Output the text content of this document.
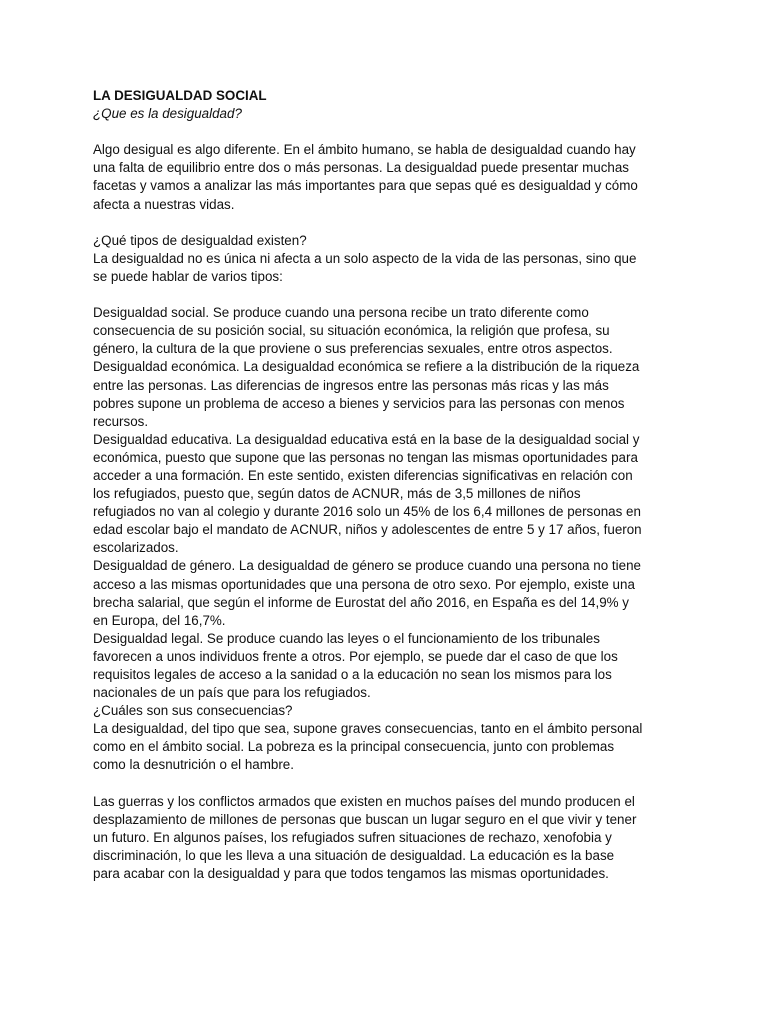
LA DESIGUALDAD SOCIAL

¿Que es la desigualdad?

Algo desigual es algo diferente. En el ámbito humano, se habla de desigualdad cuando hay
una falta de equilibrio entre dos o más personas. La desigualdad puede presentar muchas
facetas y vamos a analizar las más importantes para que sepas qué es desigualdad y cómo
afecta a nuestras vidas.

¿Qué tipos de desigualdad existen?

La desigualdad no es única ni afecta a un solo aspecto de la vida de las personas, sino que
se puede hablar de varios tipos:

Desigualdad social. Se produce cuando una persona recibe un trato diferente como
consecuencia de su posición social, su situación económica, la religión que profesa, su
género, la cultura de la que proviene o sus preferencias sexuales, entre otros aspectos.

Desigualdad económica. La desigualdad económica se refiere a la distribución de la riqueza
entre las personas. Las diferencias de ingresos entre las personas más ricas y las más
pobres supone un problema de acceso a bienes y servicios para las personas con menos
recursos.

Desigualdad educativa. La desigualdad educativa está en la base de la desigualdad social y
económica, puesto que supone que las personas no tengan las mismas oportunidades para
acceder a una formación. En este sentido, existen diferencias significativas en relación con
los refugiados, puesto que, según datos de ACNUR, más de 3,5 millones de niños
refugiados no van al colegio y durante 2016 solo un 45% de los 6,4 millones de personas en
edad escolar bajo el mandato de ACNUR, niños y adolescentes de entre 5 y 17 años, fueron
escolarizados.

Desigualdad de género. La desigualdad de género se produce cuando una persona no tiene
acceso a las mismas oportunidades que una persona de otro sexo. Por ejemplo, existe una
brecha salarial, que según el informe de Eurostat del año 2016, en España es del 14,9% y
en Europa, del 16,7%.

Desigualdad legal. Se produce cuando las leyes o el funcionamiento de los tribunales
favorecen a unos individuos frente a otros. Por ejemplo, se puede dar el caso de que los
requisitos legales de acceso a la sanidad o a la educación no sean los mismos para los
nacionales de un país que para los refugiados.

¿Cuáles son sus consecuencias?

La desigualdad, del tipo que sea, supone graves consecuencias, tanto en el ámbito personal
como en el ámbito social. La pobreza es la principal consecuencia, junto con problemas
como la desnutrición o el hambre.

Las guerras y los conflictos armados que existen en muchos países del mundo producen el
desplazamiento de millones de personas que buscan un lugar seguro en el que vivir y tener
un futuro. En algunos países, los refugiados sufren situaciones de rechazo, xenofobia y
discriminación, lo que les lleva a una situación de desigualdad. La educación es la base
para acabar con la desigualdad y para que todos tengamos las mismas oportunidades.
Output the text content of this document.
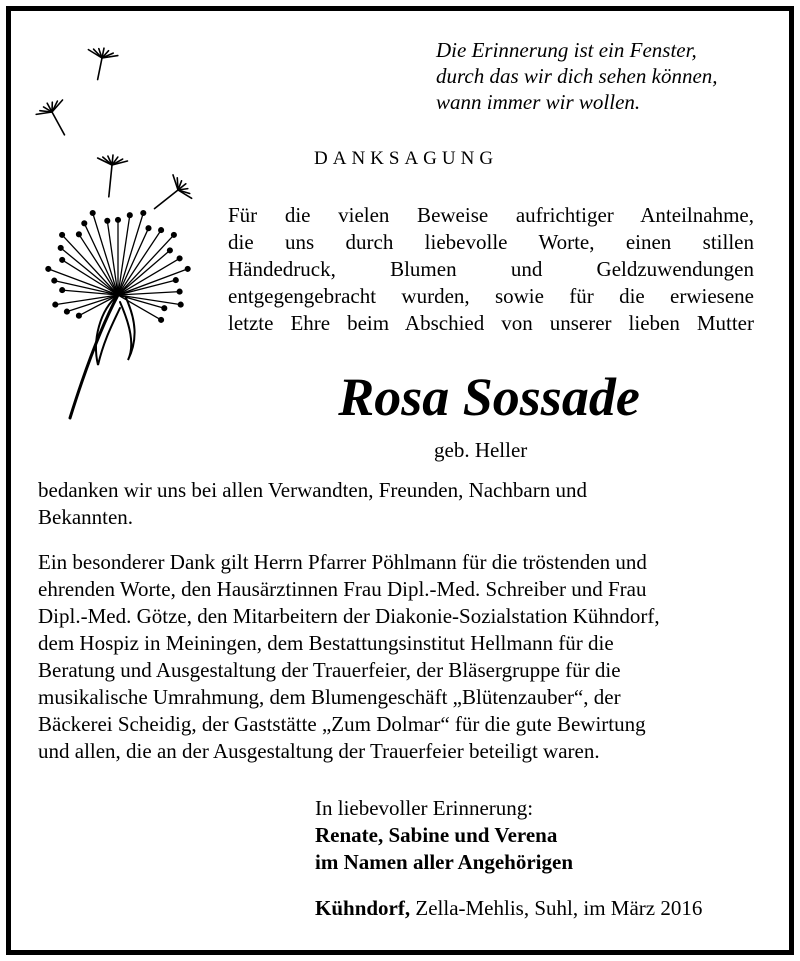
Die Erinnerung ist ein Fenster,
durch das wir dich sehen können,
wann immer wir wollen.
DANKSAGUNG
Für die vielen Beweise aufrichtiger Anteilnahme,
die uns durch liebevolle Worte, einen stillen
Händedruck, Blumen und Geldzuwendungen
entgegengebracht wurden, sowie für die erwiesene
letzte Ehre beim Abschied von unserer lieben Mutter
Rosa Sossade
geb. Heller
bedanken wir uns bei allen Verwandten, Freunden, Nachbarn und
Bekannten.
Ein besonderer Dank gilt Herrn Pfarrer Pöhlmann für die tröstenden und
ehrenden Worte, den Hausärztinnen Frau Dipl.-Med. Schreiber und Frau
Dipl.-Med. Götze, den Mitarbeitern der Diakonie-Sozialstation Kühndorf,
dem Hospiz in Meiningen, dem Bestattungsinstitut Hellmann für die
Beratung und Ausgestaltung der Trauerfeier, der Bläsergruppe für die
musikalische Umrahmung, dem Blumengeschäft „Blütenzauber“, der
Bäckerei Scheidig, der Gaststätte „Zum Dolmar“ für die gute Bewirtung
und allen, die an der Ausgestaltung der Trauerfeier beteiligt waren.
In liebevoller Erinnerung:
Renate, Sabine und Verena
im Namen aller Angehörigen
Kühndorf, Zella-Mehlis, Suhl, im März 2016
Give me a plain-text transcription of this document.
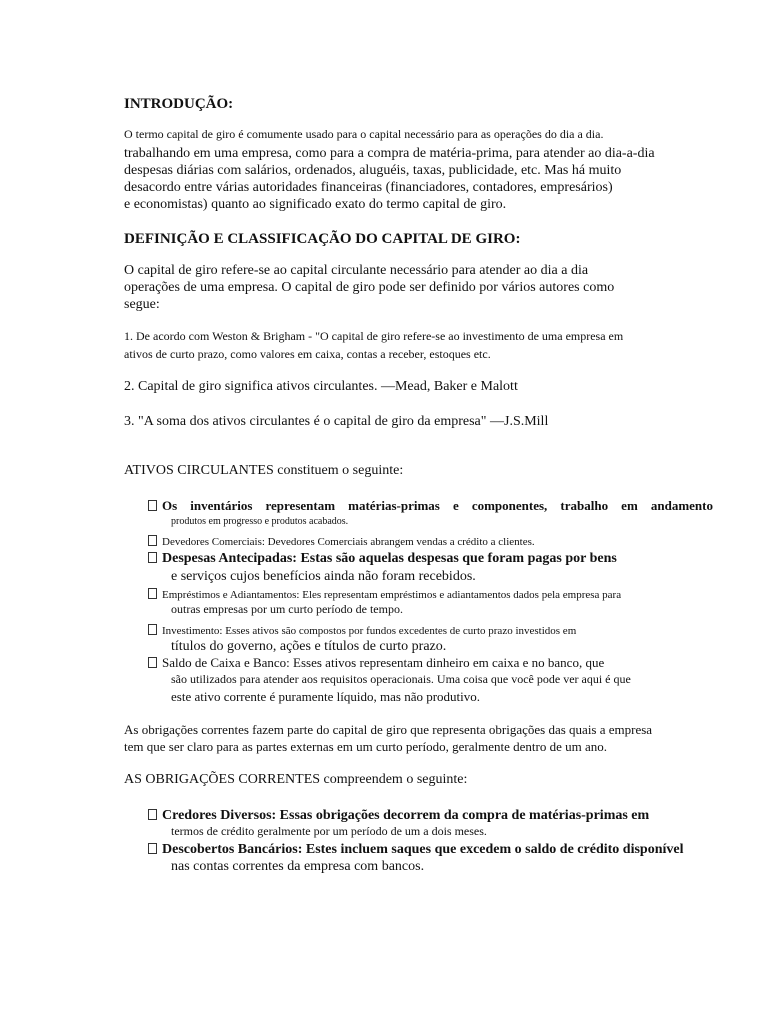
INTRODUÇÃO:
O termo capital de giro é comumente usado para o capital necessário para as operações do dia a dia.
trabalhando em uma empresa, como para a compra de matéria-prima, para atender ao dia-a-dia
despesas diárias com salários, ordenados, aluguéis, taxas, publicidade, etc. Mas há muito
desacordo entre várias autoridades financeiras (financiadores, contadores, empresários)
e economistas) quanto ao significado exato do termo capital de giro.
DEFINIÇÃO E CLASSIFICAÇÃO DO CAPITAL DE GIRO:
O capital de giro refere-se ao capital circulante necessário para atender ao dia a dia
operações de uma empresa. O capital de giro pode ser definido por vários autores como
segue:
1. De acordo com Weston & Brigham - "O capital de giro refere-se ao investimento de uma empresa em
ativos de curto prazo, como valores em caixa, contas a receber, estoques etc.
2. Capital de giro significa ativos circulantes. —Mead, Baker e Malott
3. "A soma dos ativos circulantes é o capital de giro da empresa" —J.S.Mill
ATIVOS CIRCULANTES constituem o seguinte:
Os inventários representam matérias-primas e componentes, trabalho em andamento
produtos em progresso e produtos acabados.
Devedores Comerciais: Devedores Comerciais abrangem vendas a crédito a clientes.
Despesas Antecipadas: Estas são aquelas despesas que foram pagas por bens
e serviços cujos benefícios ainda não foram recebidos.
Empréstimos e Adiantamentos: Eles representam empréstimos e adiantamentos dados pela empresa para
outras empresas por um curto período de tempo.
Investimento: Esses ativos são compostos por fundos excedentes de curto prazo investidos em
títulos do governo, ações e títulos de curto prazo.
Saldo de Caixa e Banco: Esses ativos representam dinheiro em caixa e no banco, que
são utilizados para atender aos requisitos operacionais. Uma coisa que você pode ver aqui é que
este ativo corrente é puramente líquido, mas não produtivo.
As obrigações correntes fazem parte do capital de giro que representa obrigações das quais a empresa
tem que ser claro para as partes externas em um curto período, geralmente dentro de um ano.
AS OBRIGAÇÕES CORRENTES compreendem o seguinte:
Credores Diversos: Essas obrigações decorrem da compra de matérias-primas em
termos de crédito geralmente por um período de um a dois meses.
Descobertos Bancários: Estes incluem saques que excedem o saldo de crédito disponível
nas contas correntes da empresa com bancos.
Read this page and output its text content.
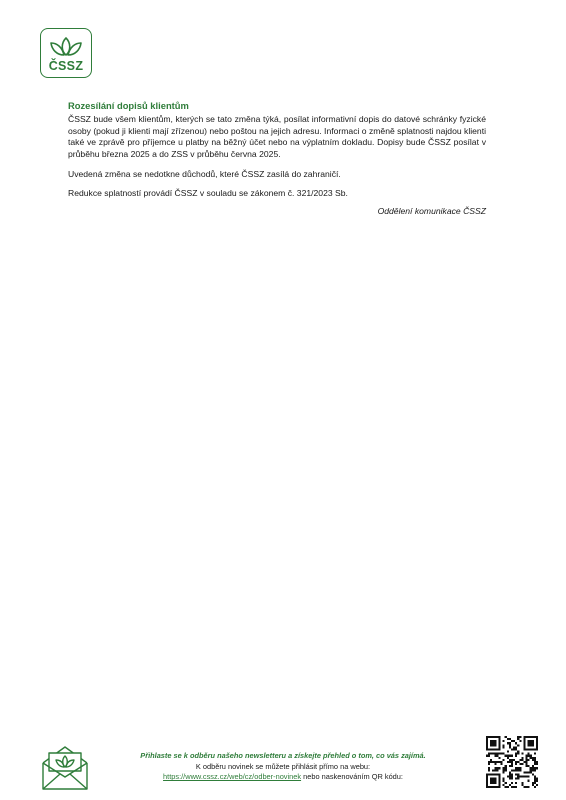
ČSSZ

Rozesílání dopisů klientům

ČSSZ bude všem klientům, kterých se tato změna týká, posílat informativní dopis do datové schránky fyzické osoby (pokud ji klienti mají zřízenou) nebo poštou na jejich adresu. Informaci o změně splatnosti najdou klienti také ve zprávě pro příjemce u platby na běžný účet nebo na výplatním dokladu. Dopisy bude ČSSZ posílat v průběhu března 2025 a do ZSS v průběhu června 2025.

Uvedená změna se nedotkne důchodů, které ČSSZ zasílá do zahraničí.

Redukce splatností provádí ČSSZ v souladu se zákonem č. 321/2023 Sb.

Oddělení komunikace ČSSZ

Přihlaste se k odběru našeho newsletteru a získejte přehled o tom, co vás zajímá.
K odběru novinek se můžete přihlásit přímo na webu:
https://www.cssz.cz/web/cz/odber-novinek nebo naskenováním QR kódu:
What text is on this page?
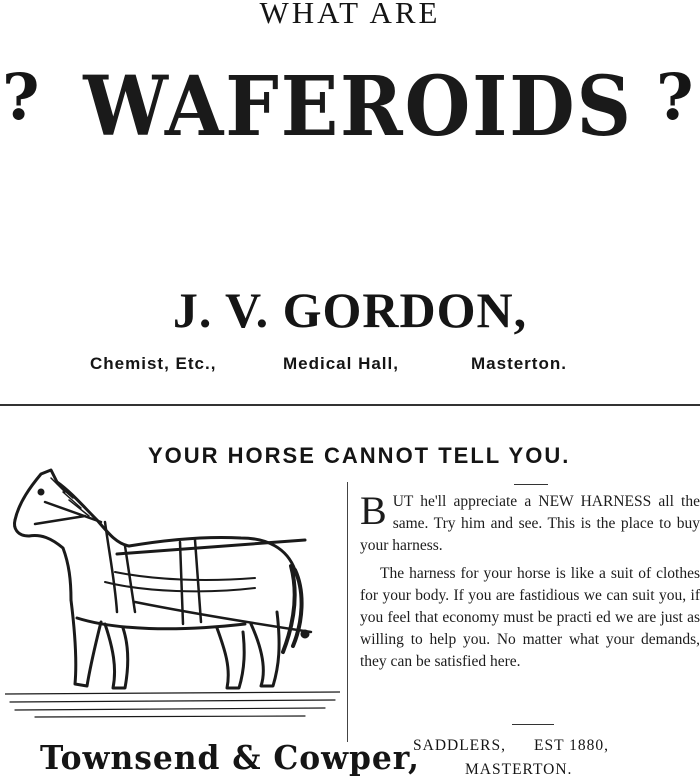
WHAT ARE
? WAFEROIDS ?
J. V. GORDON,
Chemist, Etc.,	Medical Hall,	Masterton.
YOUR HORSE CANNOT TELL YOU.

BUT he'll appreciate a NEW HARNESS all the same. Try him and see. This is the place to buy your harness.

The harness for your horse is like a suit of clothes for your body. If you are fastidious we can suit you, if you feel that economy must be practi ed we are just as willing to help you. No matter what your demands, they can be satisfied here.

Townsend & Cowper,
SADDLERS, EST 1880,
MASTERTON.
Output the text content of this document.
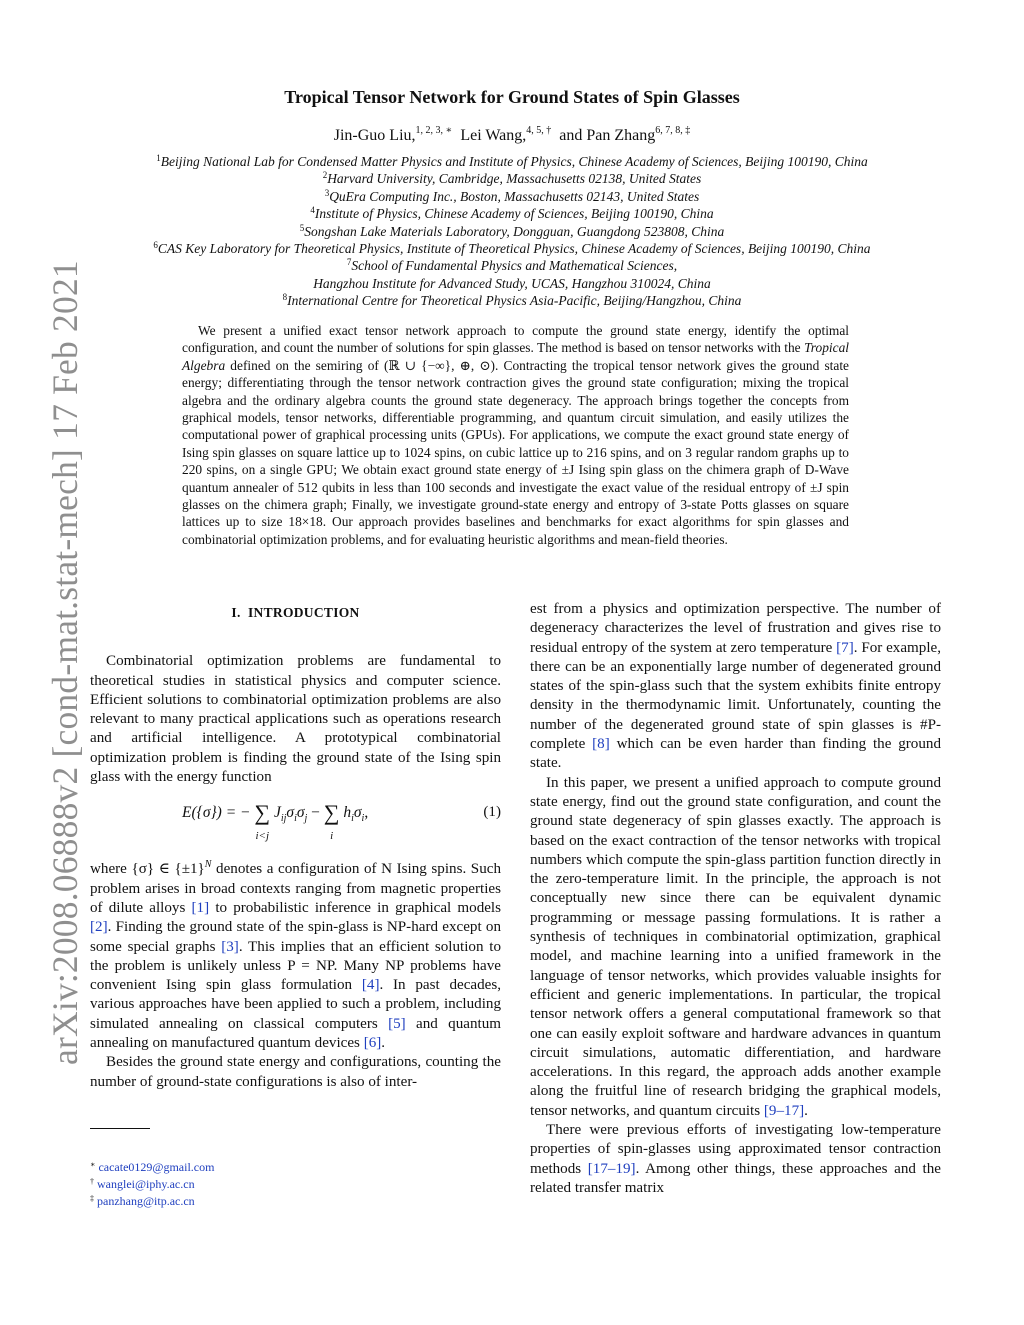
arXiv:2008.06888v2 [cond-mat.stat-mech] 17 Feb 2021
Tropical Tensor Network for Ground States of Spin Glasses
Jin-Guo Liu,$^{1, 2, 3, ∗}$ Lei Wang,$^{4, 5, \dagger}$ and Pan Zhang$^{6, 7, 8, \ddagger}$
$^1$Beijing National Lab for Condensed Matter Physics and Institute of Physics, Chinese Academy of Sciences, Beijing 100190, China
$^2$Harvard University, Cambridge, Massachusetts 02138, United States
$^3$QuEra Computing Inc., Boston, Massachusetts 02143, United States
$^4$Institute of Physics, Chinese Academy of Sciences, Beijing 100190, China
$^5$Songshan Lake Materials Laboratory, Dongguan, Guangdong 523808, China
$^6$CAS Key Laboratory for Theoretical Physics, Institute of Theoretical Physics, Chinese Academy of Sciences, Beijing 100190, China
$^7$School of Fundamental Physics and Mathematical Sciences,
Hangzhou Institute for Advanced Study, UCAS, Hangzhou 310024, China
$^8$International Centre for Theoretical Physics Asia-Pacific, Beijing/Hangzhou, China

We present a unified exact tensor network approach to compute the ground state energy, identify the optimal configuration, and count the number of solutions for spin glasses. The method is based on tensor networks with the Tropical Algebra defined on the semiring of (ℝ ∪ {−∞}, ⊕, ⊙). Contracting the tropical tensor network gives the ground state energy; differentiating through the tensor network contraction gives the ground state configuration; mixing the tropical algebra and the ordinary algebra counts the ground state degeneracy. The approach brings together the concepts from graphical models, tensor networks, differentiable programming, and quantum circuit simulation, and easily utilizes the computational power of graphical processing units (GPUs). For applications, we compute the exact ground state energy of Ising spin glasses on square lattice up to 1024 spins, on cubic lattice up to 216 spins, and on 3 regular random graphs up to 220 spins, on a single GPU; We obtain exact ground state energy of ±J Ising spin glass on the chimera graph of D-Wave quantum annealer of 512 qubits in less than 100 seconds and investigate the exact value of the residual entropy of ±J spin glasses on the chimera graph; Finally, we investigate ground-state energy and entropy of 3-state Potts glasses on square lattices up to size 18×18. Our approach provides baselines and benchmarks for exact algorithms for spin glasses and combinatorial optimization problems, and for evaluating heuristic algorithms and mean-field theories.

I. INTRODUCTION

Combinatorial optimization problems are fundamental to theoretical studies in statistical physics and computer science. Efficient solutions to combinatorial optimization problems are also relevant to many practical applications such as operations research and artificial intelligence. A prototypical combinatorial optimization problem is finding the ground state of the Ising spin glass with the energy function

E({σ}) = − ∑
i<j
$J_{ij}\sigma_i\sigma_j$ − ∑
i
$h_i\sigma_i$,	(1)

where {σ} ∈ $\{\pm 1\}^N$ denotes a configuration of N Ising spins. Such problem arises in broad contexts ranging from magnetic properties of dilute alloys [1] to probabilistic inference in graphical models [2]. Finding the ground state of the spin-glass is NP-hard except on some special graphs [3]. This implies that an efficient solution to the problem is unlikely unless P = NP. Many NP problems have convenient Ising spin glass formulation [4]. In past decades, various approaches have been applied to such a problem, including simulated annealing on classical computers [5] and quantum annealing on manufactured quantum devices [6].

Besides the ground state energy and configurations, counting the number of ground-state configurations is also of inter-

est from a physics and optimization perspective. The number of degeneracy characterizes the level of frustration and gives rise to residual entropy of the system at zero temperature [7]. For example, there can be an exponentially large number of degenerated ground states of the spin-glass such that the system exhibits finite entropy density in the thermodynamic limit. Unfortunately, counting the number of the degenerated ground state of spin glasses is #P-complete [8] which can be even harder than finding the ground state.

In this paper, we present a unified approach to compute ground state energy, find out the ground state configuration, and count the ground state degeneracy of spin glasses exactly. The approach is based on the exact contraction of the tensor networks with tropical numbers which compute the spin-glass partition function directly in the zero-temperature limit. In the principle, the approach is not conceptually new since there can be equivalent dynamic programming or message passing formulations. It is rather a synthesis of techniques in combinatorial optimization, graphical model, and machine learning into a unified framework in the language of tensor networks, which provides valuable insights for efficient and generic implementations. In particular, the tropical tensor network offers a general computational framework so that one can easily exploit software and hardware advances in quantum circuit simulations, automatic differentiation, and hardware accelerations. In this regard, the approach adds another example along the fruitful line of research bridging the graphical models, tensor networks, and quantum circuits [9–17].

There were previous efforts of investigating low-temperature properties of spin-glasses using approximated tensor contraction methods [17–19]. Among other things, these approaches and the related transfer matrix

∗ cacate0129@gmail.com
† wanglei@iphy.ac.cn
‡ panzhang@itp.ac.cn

§

Copy out each line of the entries that holds "odběru".

__Exercise output__.
Přihlaste se k odběru našeho newsletteru a získejte přehled o tom, co vás zajímá.
K odběru novinek se můžete přihlásit přímo na webu:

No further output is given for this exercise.